── Recorded information ──

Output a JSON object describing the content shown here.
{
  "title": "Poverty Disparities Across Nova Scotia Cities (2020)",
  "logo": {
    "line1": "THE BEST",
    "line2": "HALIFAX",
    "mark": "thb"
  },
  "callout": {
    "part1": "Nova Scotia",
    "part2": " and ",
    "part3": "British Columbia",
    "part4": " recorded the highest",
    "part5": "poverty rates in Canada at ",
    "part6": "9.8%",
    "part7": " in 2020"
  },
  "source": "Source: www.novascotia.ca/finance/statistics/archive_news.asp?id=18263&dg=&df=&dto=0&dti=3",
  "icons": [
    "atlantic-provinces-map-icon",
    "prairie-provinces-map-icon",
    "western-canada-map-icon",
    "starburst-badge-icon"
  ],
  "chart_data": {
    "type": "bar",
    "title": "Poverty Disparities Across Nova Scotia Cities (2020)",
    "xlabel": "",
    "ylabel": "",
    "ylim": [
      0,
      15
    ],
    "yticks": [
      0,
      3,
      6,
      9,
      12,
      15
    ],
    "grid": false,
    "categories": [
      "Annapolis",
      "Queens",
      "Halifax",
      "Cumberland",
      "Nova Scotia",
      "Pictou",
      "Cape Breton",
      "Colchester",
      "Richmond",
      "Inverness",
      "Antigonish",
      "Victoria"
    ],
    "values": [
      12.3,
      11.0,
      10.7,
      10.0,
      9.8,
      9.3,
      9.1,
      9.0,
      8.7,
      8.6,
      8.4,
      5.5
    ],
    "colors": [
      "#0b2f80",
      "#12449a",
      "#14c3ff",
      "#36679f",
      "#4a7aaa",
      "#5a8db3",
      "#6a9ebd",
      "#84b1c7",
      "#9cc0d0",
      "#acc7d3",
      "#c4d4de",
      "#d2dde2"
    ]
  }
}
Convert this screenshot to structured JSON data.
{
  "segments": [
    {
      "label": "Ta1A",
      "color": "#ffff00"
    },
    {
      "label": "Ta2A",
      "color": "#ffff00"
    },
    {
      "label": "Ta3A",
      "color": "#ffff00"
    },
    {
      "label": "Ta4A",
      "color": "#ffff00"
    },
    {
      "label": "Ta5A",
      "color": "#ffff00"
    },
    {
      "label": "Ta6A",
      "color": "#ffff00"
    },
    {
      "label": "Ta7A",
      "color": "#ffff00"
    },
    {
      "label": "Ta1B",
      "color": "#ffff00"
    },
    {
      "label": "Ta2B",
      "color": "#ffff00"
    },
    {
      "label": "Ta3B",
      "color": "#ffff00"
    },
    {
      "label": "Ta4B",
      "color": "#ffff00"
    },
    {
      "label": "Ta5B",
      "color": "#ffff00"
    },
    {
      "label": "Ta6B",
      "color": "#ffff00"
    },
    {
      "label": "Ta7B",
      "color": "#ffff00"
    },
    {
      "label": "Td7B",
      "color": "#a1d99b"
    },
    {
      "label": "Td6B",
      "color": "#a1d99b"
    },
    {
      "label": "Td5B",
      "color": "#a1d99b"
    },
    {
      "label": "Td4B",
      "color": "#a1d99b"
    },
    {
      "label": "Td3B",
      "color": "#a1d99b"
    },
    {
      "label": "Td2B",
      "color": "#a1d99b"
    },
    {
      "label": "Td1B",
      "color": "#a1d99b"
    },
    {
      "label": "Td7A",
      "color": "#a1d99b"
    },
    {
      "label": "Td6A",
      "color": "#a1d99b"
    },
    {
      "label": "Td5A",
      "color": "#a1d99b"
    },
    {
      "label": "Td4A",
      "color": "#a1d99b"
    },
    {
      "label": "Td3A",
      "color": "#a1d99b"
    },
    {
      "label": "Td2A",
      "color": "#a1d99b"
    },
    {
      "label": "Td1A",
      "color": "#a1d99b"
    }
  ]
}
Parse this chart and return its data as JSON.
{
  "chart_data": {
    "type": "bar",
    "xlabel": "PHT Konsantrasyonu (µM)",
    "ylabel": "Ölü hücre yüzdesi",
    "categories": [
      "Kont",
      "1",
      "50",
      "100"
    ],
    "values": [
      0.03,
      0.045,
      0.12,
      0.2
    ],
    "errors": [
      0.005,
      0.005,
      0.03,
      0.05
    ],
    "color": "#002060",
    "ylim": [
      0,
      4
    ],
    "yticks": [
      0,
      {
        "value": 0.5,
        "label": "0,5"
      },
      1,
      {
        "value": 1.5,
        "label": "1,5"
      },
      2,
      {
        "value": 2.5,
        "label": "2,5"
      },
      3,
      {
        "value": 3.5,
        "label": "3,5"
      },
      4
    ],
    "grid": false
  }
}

───

- _What is needed_
Working from the listing above, pick out every line that has "provinces" and copy it.

- _Solution to this problem_
    "atlantic-provinces-map-icon",
    "prairie-provinces-map-icon",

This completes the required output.